(Saved entries)
......
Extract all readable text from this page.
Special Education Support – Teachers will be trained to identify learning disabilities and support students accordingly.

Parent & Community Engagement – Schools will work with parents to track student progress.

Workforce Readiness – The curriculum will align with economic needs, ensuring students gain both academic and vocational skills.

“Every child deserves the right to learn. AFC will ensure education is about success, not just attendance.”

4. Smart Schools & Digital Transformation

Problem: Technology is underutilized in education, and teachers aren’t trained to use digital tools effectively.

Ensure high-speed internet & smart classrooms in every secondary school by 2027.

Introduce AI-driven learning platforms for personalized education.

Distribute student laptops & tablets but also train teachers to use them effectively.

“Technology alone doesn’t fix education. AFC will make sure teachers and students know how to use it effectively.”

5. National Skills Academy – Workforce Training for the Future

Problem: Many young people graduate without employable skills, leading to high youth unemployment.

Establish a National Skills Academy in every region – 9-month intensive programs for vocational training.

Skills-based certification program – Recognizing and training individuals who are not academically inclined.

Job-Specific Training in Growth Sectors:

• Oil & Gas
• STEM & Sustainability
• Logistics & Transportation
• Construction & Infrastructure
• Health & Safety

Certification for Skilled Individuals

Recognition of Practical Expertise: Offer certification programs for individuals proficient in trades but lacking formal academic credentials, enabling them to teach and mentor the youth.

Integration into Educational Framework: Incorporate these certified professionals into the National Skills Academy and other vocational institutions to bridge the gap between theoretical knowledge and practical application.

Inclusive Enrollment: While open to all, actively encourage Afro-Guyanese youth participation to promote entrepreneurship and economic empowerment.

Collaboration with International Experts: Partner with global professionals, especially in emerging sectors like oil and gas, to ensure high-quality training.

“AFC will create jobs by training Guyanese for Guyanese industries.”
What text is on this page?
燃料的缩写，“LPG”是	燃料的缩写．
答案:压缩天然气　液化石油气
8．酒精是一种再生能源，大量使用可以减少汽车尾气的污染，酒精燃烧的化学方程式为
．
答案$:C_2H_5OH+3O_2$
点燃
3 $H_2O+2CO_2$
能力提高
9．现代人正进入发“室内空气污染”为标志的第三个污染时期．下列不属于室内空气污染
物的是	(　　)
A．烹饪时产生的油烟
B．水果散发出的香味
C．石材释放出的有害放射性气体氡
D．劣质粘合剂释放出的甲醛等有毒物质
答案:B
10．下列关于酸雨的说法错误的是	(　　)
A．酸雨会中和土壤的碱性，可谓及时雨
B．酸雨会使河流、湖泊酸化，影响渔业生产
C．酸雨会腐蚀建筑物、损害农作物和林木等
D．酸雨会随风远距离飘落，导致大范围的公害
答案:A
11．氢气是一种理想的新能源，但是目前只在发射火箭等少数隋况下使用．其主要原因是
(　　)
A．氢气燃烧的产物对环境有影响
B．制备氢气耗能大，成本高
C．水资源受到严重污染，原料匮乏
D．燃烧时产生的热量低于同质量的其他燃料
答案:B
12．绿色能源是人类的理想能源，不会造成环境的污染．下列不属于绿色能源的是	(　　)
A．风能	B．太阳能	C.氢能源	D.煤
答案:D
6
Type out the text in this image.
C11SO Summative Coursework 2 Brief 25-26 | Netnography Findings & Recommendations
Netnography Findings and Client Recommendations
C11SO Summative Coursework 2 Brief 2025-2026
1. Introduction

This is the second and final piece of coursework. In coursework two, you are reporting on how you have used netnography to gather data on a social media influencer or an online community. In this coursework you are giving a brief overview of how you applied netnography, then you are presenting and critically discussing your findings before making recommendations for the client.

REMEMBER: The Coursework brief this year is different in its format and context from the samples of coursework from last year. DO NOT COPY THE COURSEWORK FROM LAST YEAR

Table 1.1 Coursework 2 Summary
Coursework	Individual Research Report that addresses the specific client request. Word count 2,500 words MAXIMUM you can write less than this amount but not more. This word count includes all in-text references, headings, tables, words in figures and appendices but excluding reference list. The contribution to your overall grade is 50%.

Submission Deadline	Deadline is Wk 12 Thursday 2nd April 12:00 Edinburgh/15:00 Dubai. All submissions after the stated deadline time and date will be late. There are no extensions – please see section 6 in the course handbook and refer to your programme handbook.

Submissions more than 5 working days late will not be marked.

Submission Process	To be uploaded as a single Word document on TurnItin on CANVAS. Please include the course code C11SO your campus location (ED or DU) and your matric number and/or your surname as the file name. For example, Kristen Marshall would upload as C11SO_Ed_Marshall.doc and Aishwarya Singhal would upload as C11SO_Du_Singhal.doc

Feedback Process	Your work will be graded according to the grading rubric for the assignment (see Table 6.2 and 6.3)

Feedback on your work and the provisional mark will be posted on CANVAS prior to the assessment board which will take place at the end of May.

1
......
__YOUR OBJECTIVE__: Set down the listing in full, keeping every word exactly as it is.

__COMPLETED TASK__:
Extract all readable text from this page.
Special Education Support – Teachers will be trained to identify learning disabilities and support students accordingly.

Parent & Community Engagement – Schools will work with parents to track student progress.

Workforce Readiness – The curriculum will align with economic needs, ensuring students gain both academic and vocational skills.

“Every child deserves the right to learn. AFC will ensure education is about success, not just attendance.”

4. Smart Schools & Digital Transformation

Problem: Technology is underutilized in education, and teachers aren’t trained to use digital tools effectively.

Ensure high-speed internet & smart classrooms in every secondary school by 2027.

Introduce AI-driven learning platforms for personalized education.

Distribute student laptops & tablets but also train teachers to use them effectively.

“Technology alone doesn’t fix education. AFC will make sure teachers and students know how to use it effectively.”

5. National Skills Academy – Workforce Training for the Future

Problem: Many young people graduate without employable skills, leading to high youth unemployment.

Establish a National Skills Academy in every region – 9-month intensive programs for vocational training.

Skills-based certification program – Recognizing and training individuals who are not academically inclined.

Job-Specific Training in Growth Sectors:

• Oil & Gas
• STEM & Sustainability
• Logistics & Transportation
• Construction & Infrastructure
• Health & Safety

Certification for Skilled Individuals

Recognition of Practical Expertise: Offer certification programs for individuals proficient in trades but lacking formal academic credentials, enabling them to teach and mentor the youth.

Integration into Educational Framework: Incorporate these certified professionals into the National Skills Academy and other vocational institutions to bridge the gap between theoretical knowledge and practical application.

Inclusive Enrollment: While open to all, actively encourage Afro-Guyanese youth participation to promote entrepreneurship and economic empowerment.

Collaboration with International Experts: Partner with global professionals, especially in emerging sectors like oil and gas, to ensure high-quality training.

“AFC will create jobs by training Guyanese for Guyanese industries.”
What text is on this page?
燃料的缩写，“LPG”是	燃料的缩写．
答案:压缩天然气　液化石油气
8．酒精是一种再生能源，大量使用可以减少汽车尾气的污染，酒精燃烧的化学方程式为
．
答案$:C_2H_5OH+3O_2$
点燃
3 $H_2O+2CO_2$
能力提高
9．现代人正进入发“室内空气污染”为标志的第三个污染时期．下列不属于室内空气污染
物的是	(　　)
A．烹饪时产生的油烟
B．水果散发出的香味
C．石材释放出的有害放射性气体氡
D．劣质粘合剂释放出的甲醛等有毒物质
答案:B
10．下列关于酸雨的说法错误的是	(　　)
A．酸雨会中和土壤的碱性，可谓及时雨
B．酸雨会使河流、湖泊酸化，影响渔业生产
C．酸雨会腐蚀建筑物、损害农作物和林木等
D．酸雨会随风远距离飘落，导致大范围的公害
答案:A
11．氢气是一种理想的新能源，但是目前只在发射火箭等少数隋况下使用．其主要原因是
(　　)
A．氢气燃烧的产物对环境有影响
B．制备氢气耗能大，成本高
C．水资源受到严重污染，原料匮乏
D．燃烧时产生的热量低于同质量的其他燃料
答案:B
12．绿色能源是人类的理想能源，不会造成环境的污染．下列不属于绿色能源的是	(　　)
A．风能	B．太阳能	C.氢能源	D.煤
答案:D
6
Type out the text in this image.
C11SO Summative Coursework 2 Brief 25-26 | Netnography Findings & Recommendations
Netnography Findings and Client Recommendations
C11SO Summative Coursework 2 Brief 2025-2026
1. Introduction

This is the second and final piece of coursework. In coursework two, you are reporting on how you have used netnography to gather data on a social media influencer or an online community. In this coursework you are giving a brief overview of how you applied netnography, then you are presenting and critically discussing your findings before making recommendations for the client.

REMEMBER: The Coursework brief this year is different in its format and context from the samples of coursework from last year. DO NOT COPY THE COURSEWORK FROM LAST YEAR

Table 1.1 Coursework 2 Summary
Coursework	Individual Research Report that addresses the specific client request. Word count 2,500 words MAXIMUM you can write less than this amount but not more. This word count includes all in-text references, headings, tables, words in figures and appendices but excluding reference list. The contribution to your overall grade is 50%.

Submission Deadline	Deadline is Wk 12 Thursday 2nd April 12:00 Edinburgh/15:00 Dubai. All submissions after the stated deadline time and date will be late. There are no extensions – please see section 6 in the course handbook and refer to your programme handbook.

Submissions more than 5 working days late will not be marked.

Submission Process	To be uploaded as a single Word document on TurnItin on CANVAS. Please include the course code C11SO your campus location (ED or DU) and your matric number and/or your surname as the file name. For example, Kristen Marshall would upload as C11SO_Ed_Marshall.doc and Aishwarya Singhal would upload as C11SO_Du_Singhal.doc

Feedback Process	Your work will be graded according to the grading rubric for the assignment (see Table 6.2 and 6.3)

Feedback on your work and the provisional mark will be posted on CANVAS prior to the assessment board which will take place at the end of May.

1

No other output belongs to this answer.